What you have to do: The records below are split into lines. How many of those lines contain the string "Grundordnung"? Reply with the number only.

Available records:
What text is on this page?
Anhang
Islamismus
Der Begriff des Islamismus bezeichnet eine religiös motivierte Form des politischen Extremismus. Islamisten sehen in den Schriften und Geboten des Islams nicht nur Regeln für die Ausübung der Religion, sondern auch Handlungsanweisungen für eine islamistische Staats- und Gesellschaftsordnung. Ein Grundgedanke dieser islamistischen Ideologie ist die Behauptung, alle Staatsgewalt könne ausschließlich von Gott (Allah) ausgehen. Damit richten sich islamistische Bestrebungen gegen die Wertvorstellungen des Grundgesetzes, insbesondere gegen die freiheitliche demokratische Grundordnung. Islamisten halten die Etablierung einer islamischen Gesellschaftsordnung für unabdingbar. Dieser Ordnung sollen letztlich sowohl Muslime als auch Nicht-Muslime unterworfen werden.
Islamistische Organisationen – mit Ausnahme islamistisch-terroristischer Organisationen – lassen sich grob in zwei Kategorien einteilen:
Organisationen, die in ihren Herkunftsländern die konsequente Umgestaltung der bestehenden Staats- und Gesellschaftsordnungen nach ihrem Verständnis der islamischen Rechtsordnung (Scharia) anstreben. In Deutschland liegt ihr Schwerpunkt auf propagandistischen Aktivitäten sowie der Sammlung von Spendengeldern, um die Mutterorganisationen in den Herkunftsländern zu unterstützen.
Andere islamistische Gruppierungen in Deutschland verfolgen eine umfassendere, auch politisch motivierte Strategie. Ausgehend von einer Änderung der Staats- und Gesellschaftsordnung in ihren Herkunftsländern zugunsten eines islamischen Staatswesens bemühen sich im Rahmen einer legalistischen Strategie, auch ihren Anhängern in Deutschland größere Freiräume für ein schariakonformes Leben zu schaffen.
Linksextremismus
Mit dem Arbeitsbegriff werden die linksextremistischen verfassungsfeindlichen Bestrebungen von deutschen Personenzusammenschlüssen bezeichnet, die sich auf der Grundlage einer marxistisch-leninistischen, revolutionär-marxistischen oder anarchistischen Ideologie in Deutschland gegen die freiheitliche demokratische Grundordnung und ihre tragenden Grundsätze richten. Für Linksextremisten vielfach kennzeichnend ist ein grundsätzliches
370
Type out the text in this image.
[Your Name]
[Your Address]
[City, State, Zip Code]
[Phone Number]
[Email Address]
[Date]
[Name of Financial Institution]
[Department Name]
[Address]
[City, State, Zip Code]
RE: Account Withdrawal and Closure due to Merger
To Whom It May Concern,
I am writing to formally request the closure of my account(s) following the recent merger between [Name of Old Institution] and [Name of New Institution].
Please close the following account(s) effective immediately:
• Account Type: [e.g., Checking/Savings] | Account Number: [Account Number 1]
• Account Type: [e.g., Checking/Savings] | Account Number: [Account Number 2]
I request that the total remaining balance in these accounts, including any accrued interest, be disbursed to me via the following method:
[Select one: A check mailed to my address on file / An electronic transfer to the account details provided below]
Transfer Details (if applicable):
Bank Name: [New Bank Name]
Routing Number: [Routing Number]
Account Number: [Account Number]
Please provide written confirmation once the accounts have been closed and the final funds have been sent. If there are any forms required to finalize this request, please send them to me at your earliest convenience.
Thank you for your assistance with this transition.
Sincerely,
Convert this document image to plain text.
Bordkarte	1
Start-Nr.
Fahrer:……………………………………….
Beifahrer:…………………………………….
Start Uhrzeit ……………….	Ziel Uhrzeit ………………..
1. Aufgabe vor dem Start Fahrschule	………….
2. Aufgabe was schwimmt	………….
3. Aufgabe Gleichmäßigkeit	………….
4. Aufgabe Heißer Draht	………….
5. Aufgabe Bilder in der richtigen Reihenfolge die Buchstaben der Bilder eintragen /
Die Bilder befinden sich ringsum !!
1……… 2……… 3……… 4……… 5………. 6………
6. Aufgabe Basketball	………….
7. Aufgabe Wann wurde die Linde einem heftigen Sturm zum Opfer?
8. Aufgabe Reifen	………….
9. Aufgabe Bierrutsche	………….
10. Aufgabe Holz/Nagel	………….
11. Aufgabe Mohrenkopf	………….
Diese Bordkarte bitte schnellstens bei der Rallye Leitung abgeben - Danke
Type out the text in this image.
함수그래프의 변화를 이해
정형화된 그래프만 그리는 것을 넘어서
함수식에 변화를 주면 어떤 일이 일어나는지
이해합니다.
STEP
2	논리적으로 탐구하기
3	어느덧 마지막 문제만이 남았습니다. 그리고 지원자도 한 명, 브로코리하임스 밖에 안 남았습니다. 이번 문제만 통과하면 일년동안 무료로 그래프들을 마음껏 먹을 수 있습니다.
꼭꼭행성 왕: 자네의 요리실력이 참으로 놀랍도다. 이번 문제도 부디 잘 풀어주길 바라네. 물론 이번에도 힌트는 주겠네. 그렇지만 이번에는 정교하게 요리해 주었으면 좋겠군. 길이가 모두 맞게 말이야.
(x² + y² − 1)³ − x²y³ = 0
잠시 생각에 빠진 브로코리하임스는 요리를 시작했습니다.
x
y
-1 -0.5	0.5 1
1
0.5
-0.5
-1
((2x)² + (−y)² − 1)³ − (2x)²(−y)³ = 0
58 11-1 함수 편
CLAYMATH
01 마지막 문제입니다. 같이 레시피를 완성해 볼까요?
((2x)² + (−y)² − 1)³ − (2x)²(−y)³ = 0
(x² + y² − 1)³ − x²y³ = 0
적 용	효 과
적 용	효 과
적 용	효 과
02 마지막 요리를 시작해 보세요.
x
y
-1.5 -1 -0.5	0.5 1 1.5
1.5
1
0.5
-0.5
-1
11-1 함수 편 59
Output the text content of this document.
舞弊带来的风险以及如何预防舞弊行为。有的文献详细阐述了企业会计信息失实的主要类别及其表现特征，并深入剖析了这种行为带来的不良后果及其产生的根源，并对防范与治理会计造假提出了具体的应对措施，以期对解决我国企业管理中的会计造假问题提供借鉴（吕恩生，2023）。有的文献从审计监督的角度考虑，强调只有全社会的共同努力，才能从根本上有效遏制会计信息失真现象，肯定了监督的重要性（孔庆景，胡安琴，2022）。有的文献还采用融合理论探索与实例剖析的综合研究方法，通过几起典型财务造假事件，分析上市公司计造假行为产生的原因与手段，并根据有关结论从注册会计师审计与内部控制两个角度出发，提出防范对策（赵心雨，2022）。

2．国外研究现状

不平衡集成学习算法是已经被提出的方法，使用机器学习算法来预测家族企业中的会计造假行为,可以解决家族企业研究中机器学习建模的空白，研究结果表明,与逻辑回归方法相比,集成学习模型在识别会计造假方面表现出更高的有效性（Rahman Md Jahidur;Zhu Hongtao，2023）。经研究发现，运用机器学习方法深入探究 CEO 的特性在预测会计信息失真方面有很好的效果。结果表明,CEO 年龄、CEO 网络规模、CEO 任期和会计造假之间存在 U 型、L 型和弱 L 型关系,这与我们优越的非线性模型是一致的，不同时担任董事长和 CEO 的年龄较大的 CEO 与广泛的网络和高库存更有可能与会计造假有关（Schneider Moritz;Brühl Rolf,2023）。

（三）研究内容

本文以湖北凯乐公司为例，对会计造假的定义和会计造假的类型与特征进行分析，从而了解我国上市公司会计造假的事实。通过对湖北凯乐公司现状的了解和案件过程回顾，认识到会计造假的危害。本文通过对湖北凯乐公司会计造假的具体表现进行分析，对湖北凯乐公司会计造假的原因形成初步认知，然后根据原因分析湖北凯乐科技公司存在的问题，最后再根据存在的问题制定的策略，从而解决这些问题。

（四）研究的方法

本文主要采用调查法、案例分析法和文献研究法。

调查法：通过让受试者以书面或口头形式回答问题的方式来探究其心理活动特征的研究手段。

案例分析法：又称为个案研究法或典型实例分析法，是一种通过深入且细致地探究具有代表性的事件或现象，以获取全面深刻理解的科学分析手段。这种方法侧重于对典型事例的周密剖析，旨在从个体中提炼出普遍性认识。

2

Written response: 2